[start of DATASET CONTENT]
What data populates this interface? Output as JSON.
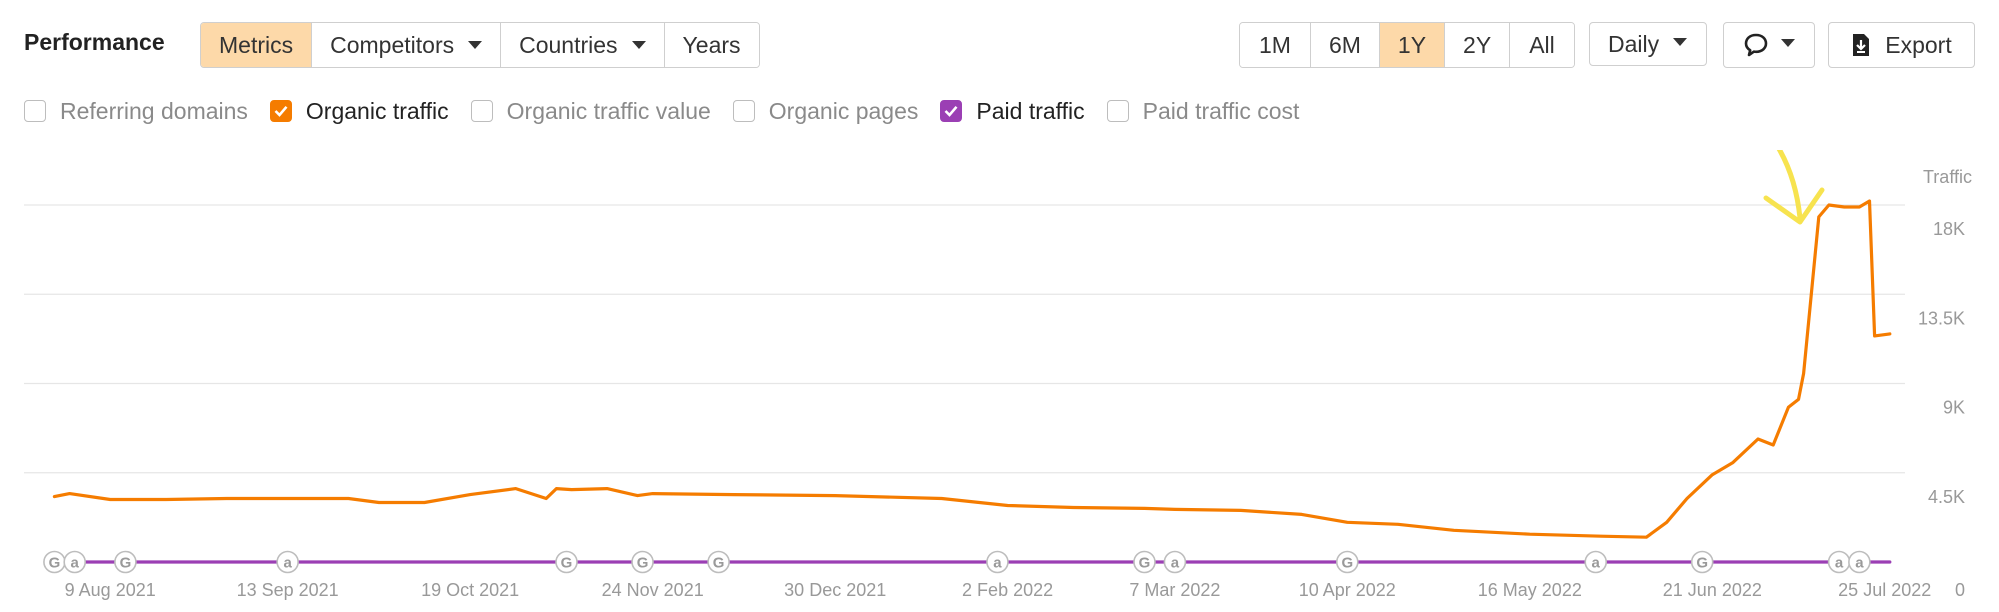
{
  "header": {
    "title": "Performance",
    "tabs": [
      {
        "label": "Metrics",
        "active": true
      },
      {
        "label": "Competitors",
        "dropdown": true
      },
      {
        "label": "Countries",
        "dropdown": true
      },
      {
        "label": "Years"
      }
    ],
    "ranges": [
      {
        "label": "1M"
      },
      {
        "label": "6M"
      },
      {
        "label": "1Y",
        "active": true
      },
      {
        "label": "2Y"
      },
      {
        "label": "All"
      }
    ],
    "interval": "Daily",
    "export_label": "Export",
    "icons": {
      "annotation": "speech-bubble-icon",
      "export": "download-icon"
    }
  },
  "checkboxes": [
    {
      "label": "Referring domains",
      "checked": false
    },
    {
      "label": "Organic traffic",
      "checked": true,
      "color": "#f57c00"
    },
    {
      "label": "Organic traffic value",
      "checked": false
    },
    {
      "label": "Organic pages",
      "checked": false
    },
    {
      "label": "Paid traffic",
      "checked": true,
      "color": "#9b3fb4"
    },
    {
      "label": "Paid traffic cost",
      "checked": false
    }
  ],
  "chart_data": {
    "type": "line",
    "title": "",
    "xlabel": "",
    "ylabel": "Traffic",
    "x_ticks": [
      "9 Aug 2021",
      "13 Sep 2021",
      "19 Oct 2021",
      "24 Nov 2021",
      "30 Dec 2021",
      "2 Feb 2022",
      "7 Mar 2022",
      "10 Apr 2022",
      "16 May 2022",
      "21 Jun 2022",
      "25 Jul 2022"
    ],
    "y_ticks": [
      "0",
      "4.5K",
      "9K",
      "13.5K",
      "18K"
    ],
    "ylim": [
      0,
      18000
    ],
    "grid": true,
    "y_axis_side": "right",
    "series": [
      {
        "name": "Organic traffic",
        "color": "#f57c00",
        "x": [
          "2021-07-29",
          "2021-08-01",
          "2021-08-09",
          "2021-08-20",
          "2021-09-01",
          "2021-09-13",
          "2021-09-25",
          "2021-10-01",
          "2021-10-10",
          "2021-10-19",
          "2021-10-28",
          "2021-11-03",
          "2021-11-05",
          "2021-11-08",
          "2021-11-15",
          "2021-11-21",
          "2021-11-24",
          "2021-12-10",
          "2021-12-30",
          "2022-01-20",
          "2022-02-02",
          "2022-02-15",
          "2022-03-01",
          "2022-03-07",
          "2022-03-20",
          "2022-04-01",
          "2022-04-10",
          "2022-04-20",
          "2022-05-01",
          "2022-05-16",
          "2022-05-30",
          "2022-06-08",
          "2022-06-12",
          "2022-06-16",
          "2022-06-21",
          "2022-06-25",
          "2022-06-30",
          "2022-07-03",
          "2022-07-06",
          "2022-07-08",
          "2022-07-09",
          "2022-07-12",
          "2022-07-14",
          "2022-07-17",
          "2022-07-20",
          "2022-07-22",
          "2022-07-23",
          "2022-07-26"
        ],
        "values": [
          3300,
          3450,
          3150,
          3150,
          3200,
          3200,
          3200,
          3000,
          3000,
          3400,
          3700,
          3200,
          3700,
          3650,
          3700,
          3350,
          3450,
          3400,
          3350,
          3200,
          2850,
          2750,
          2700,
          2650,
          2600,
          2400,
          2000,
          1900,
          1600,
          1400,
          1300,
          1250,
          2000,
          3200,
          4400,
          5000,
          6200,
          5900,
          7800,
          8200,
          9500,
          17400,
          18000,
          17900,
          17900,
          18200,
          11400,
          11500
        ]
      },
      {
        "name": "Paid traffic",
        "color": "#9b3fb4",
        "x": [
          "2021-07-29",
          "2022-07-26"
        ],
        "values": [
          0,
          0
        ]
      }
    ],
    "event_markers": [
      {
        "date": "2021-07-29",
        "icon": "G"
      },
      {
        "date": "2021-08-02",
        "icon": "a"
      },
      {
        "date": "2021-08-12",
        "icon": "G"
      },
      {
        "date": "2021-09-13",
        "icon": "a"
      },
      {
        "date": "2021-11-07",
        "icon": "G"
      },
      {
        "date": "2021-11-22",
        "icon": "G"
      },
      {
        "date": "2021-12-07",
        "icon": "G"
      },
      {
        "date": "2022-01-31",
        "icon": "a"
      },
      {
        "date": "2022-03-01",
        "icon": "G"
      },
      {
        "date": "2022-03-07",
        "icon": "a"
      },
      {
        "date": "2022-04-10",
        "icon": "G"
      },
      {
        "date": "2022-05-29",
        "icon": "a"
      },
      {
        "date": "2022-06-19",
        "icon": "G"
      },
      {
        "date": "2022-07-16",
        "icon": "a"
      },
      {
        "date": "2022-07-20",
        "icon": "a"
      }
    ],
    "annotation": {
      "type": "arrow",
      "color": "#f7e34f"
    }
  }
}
[end of DATASET CONTENT]
◆ GIVEN TASK ◆
Copy the records above exactly, leaving out every picture.

◆ TASK RESULT ◆
What data populates this interface? Output as JSON.
{
  "header": {
    "title": "Performance",
    "tabs": [
      {
        "label": "Metrics",
        "active": true
      },
      {
        "label": "Competitors",
        "dropdown": true
      },
      {
        "label": "Countries",
        "dropdown": true
      },
      {
        "label": "Years"
      }
    ],
    "ranges": [
      {
        "label": "1M"
      },
      {
        "label": "6M"
      },
      {
        "label": "1Y",
        "active": true
      },
      {
        "label": "2Y"
      },
      {
        "label": "All"
      }
    ],
    "interval": "Daily",
    "export_label": "Export",
    "icons": {
      "annotation": "speech-bubble-icon",
      "export": "download-icon"
    }
  },
  "checkboxes": [
    {
      "label": "Referring domains",
      "checked": false
    },
    {
      "label": "Organic traffic",
      "checked": true,
      "color": "#f57c00"
    },
    {
      "label": "Organic traffic value",
      "checked": false
    },
    {
      "label": "Organic pages",
      "checked": false
    },
    {
      "label": "Paid traffic",
      "checked": true,
      "color": "#9b3fb4"
    },
    {
      "label": "Paid traffic cost",
      "checked": false
    }
  ],
  "chart_data": {
    "type": "line",
    "title": "",
    "xlabel": "",
    "ylabel": "Traffic",
    "x_ticks": [
      "9 Aug 2021",
      "13 Sep 2021",
      "19 Oct 2021",
      "24 Nov 2021",
      "30 Dec 2021",
      "2 Feb 2022",
      "7 Mar 2022",
      "10 Apr 2022",
      "16 May 2022",
      "21 Jun 2022",
      "25 Jul 2022"
    ],
    "y_ticks": [
      "0",
      "4.5K",
      "9K",
      "13.5K",
      "18K"
    ],
    "ylim": [
      0,
      18000
    ],
    "grid": true,
    "y_axis_side": "right",
    "series": [
      {
        "name": "Organic traffic",
        "color": "#f57c00",
        "x": [
          "2021-07-29",
          "2021-08-01",
          "2021-08-09",
          "2021-08-20",
          "2021-09-01",
          "2021-09-13",
          "2021-09-25",
          "2021-10-01",
          "2021-10-10",
          "2021-10-19",
          "2021-10-28",
          "2021-11-03",
          "2021-11-05",
          "2021-11-08",
          "2021-11-15",
          "2021-11-21",
          "2021-11-24",
          "2021-12-10",
          "2021-12-30",
          "2022-01-20",
          "2022-02-02",
          "2022-02-15",
          "2022-03-01",
          "2022-03-07",
          "2022-03-20",
          "2022-04-01",
          "2022-04-10",
          "2022-04-20",
          "2022-05-01",
          "2022-05-16",
          "2022-05-30",
          "2022-06-08",
          "2022-06-12",
          "2022-06-16",
          "2022-06-21",
          "2022-06-25",
          "2022-06-30",
          "2022-07-03",
          "2022-07-06",
          "2022-07-08",
          "2022-07-09",
          "2022-07-12",
          "2022-07-14",
          "2022-07-17",
          "2022-07-20",
          "2022-07-22",
          "2022-07-23",
          "2022-07-26"
        ],
        "values": [
          3300,
          3450,
          3150,
          3150,
          3200,
          3200,
          3200,
          3000,
          3000,
          3400,
          3700,
          3200,
          3700,
          3650,
          3700,
          3350,
          3450,
          3400,
          3350,
          3200,
          2850,
          2750,
          2700,
          2650,
          2600,
          2400,
          2000,
          1900,
          1600,
          1400,
          1300,
          1250,
          2000,
          3200,
          4400,
          5000,
          6200,
          5900,
          7800,
          8200,
          9500,
          17400,
          18000,
          17900,
          17900,
          18200,
          11400,
          11500
        ]
      },
      {
        "name": "Paid traffic",
        "color": "#9b3fb4",
        "x": [
          "2021-07-29",
          "2022-07-26"
        ],
        "values": [
          0,
          0
        ]
      }
    ],
    "event_markers": [
      {
        "date": "2021-07-29",
        "icon": "G"
      },
      {
        "date": "2021-08-02",
        "icon": "a"
      },
      {
        "date": "2021-08-12",
        "icon": "G"
      },
      {
        "date": "2021-09-13",
        "icon": "a"
      },
      {
        "date": "2021-11-07",
        "icon": "G"
      },
      {
        "date": "2021-11-22",
        "icon": "G"
      },
      {
        "date": "2021-12-07",
        "icon": "G"
      },
      {
        "date": "2022-01-31",
        "icon": "a"
      },
      {
        "date": "2022-03-01",
        "icon": "G"
      },
      {
        "date": "2022-03-07",
        "icon": "a"
      },
      {
        "date": "2022-04-10",
        "icon": "G"
      },
      {
        "date": "2022-05-29",
        "icon": "a"
      },
      {
        "date": "2022-06-19",
        "icon": "G"
      },
      {
        "date": "2022-07-16",
        "icon": "a"
      },
      {
        "date": "2022-07-20",
        "icon": "a"
      }
    ],
    "annotation": {
      "type": "arrow",
      "color": "#f7e34f"
    }
  }
}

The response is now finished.